Copy out each line that mentions the word "this".
--- BEGIN ---
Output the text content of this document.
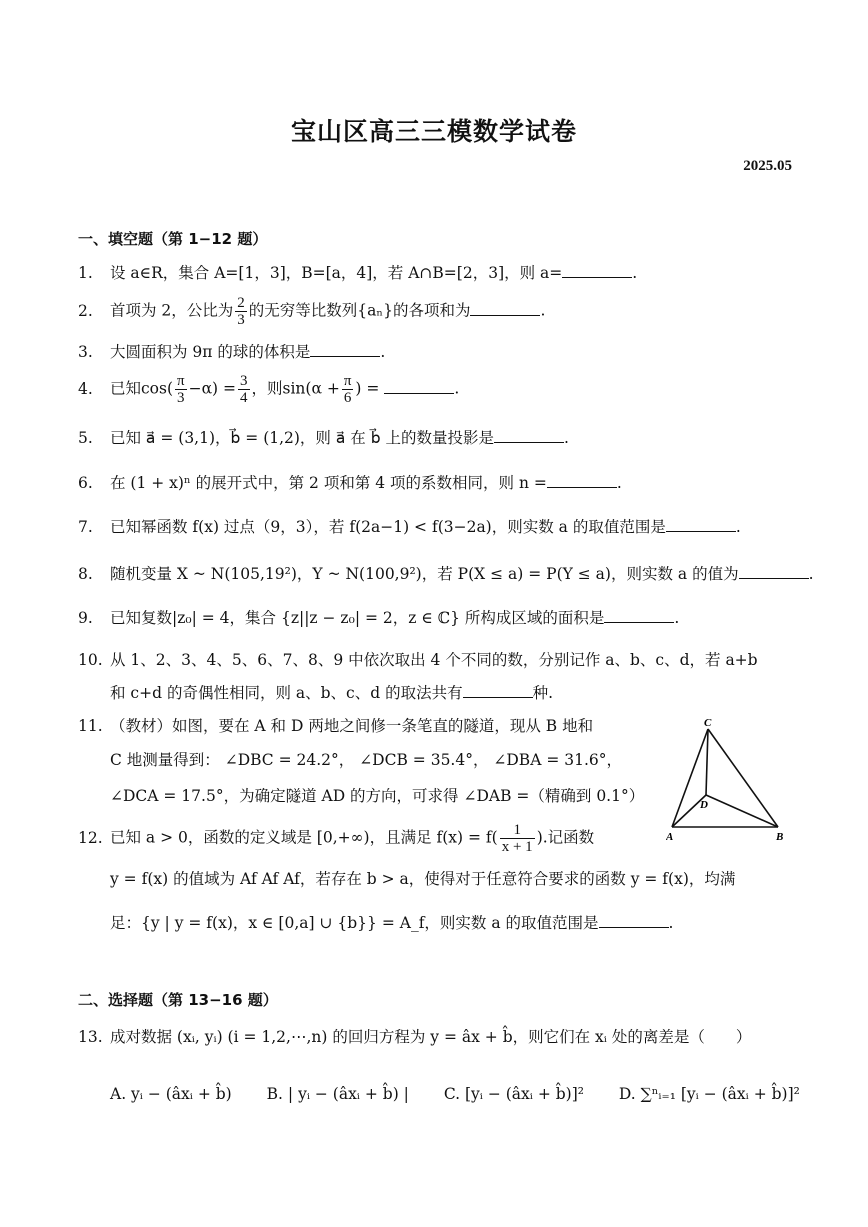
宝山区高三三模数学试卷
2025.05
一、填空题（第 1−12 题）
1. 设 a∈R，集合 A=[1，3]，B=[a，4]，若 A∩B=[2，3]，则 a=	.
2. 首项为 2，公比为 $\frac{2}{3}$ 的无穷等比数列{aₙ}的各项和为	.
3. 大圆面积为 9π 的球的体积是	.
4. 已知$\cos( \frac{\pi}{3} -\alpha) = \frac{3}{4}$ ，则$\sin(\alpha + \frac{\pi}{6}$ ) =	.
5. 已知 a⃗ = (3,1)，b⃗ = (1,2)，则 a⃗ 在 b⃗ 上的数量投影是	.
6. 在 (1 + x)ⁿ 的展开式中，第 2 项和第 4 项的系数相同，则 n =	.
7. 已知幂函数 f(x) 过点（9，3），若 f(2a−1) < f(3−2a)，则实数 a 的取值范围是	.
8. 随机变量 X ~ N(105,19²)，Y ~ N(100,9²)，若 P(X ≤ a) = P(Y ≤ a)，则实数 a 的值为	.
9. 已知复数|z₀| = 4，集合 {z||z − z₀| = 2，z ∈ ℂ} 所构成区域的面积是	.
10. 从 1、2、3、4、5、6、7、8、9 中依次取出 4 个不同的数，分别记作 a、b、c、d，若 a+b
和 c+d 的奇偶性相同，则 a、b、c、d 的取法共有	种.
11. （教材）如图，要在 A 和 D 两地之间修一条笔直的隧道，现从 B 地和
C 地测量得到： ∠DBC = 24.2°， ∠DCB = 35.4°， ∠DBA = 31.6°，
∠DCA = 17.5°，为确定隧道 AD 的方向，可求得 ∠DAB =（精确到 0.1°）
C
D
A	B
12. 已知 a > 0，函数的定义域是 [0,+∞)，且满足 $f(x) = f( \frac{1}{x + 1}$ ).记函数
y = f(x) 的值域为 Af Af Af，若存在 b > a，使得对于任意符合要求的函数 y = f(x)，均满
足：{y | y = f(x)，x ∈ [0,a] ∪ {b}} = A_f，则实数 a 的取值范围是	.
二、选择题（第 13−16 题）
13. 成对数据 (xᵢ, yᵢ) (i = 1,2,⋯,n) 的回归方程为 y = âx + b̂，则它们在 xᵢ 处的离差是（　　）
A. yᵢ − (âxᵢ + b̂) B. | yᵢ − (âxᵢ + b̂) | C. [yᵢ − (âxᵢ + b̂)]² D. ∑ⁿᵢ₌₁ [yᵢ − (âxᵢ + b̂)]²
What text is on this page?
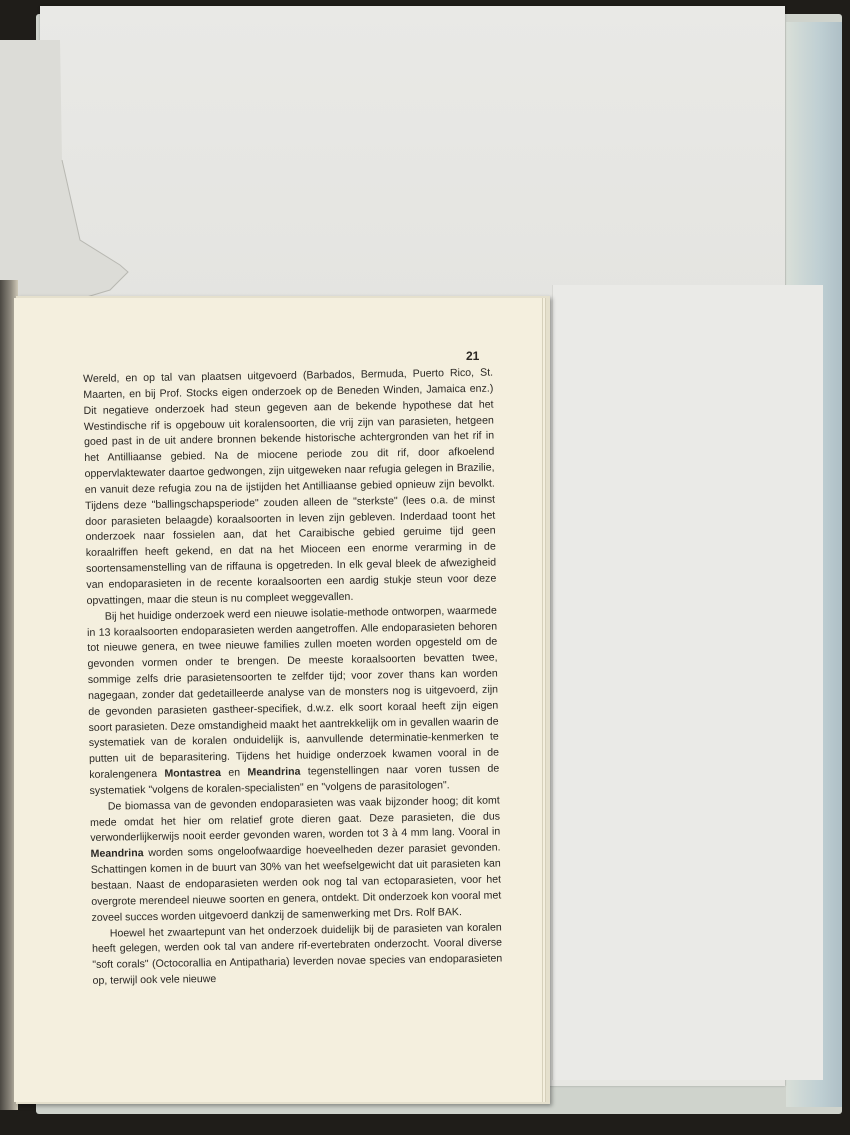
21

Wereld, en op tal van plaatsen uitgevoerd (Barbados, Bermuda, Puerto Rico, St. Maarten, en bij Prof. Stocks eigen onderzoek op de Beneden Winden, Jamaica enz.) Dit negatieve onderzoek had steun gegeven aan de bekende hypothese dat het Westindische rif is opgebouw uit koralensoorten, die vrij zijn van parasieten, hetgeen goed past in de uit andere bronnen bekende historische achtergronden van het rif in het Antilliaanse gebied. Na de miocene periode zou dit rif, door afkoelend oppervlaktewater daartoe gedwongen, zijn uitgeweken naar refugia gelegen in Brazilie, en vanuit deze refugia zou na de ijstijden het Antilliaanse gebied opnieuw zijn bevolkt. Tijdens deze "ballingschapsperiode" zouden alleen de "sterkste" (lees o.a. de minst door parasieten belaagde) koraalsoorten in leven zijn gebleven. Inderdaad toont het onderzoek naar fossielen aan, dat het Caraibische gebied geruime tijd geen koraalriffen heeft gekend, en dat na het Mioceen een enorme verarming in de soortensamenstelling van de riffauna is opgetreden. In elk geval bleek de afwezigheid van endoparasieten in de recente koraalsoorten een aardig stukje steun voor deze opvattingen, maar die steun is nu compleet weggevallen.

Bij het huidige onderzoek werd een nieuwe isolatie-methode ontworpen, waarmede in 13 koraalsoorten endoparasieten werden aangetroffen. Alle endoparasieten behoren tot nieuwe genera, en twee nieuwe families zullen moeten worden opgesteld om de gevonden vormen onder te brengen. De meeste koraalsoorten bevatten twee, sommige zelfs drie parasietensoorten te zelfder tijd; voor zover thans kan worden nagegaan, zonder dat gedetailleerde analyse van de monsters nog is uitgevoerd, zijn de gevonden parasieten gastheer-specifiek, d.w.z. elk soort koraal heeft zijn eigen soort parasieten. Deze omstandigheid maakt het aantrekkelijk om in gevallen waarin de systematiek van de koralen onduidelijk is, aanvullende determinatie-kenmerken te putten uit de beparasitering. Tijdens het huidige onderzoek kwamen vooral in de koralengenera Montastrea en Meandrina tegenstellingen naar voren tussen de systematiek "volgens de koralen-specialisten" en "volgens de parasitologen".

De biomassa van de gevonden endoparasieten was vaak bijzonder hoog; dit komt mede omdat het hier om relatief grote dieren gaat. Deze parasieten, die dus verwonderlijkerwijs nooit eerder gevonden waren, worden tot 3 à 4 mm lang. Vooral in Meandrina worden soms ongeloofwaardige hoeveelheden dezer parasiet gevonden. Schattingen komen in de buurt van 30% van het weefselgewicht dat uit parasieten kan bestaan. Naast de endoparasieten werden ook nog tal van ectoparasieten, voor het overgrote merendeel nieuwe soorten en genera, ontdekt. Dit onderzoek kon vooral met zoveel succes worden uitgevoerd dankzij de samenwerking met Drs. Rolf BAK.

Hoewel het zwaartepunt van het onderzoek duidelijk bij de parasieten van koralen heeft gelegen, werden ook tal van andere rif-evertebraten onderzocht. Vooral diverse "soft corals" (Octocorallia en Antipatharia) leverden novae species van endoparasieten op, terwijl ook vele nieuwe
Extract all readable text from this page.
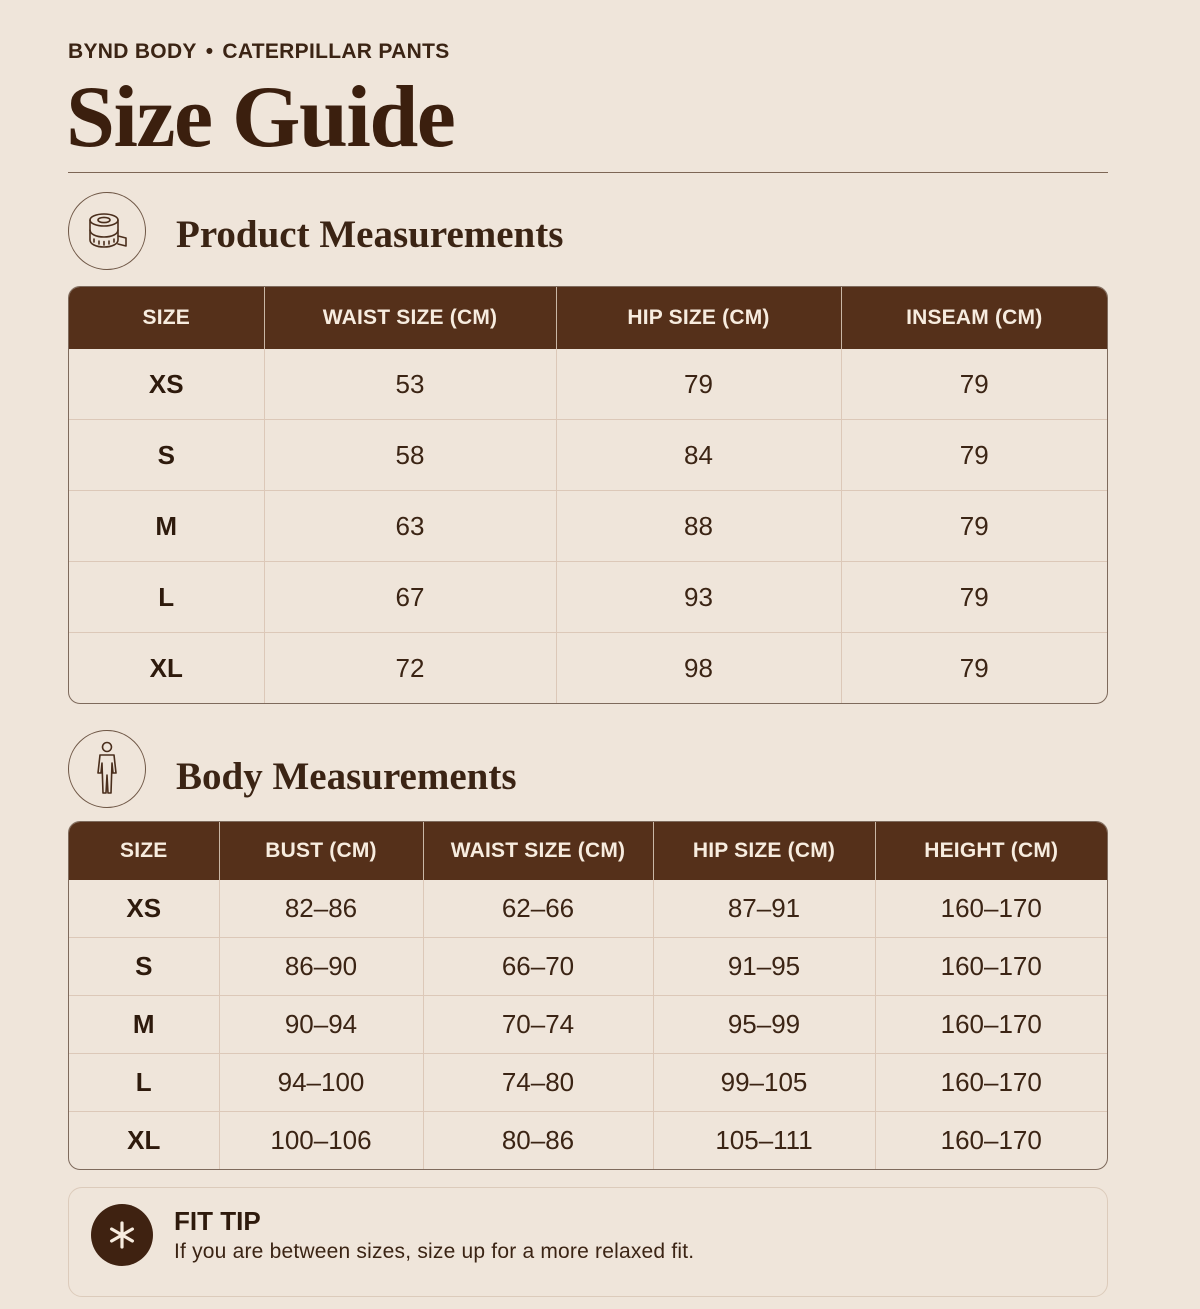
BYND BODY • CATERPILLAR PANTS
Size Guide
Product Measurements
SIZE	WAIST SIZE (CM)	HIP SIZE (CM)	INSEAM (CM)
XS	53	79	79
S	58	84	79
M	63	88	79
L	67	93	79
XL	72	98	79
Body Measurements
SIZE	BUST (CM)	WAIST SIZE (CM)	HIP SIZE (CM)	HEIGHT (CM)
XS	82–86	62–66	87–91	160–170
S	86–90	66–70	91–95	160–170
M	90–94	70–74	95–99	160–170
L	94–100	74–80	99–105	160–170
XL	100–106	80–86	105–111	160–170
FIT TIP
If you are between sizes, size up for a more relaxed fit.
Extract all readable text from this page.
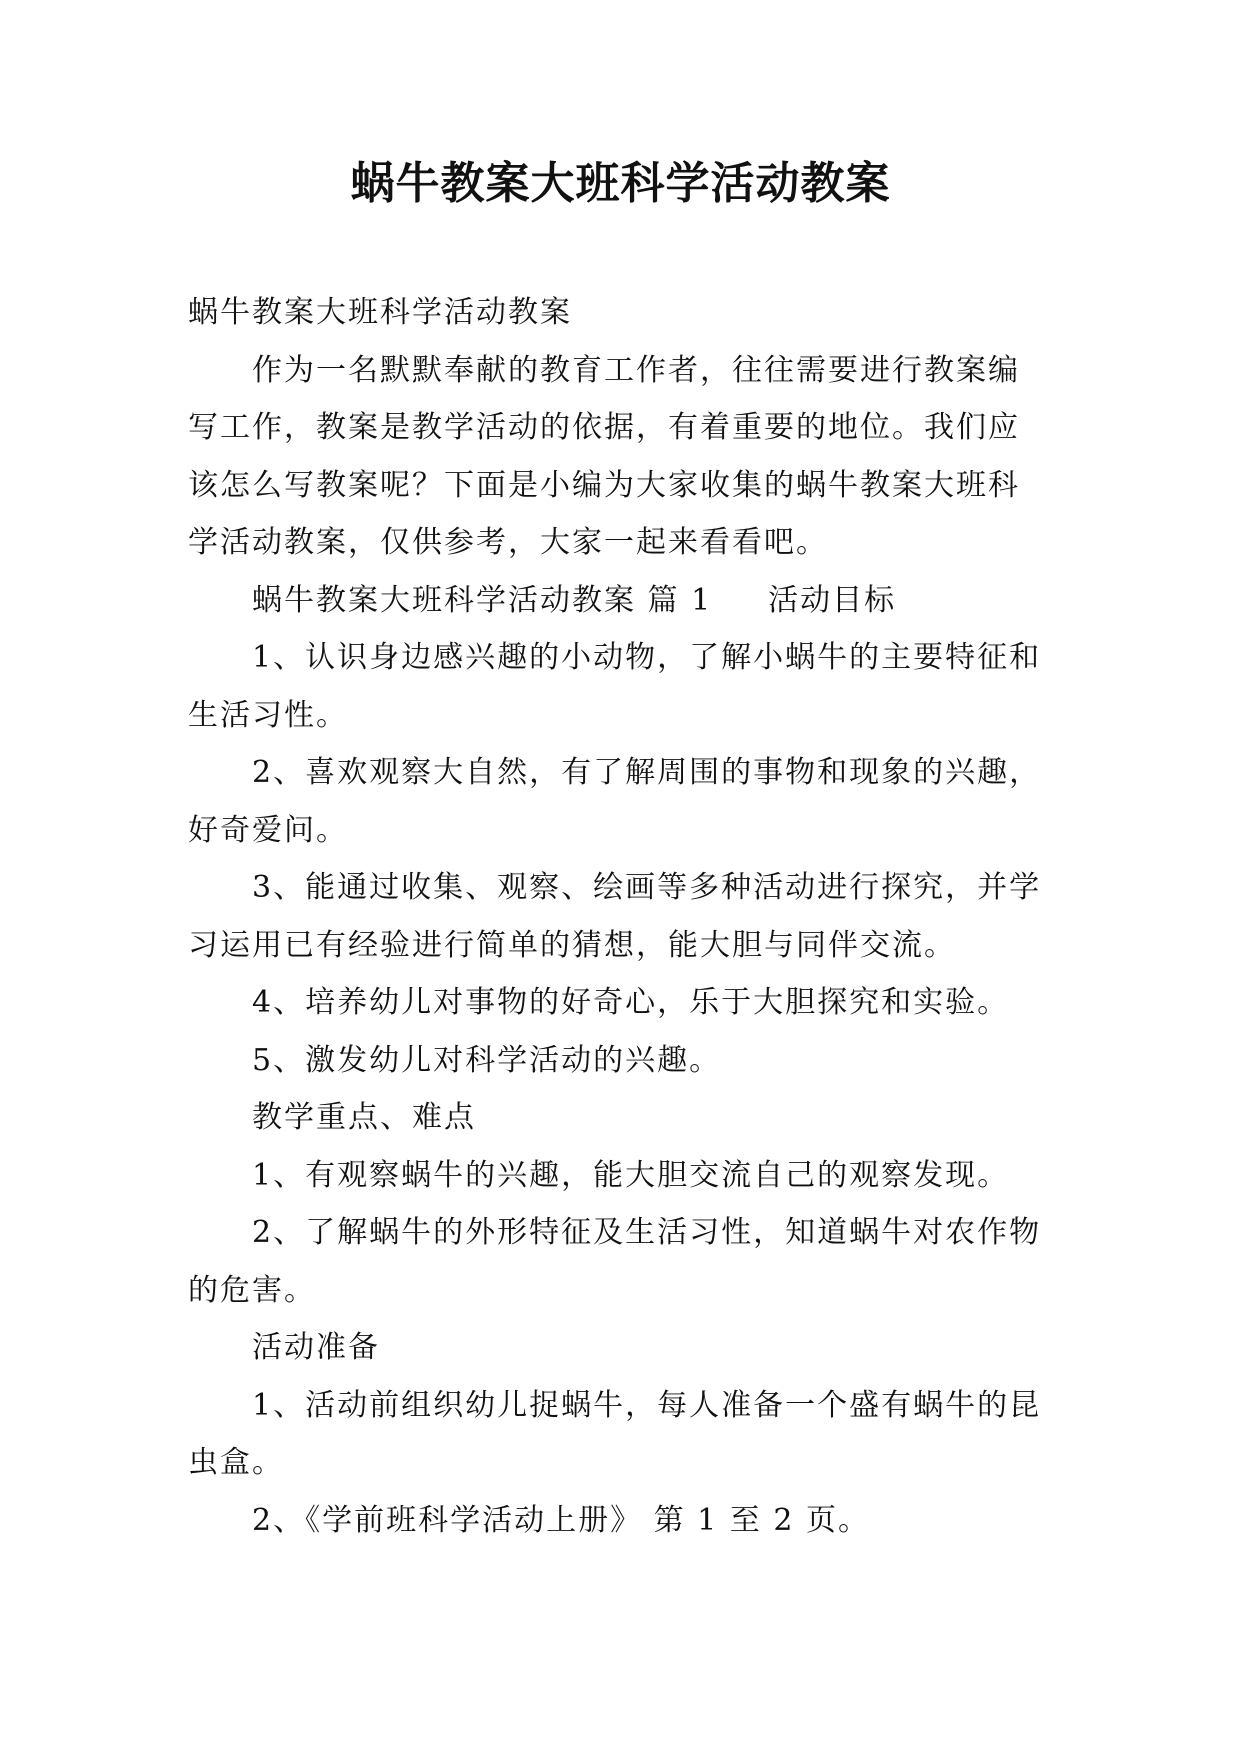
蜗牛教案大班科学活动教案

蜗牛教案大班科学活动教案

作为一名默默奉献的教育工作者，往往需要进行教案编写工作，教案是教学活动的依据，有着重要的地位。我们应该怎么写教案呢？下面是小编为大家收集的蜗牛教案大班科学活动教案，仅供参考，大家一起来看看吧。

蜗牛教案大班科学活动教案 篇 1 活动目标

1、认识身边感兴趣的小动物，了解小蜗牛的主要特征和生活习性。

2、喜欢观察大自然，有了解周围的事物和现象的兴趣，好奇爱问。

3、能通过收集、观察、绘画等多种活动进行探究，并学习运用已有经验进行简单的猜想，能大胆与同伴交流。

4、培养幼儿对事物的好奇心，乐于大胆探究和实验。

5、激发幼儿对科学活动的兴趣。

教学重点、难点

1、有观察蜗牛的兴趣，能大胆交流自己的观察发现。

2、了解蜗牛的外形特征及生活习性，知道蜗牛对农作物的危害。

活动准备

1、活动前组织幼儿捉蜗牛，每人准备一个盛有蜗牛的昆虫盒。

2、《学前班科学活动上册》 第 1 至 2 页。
--- END ---
**TASK OUTPUT**
Output the text content of this document.
What text is on this page?
Extract all readable text from this page.
Extract all readable text from this page.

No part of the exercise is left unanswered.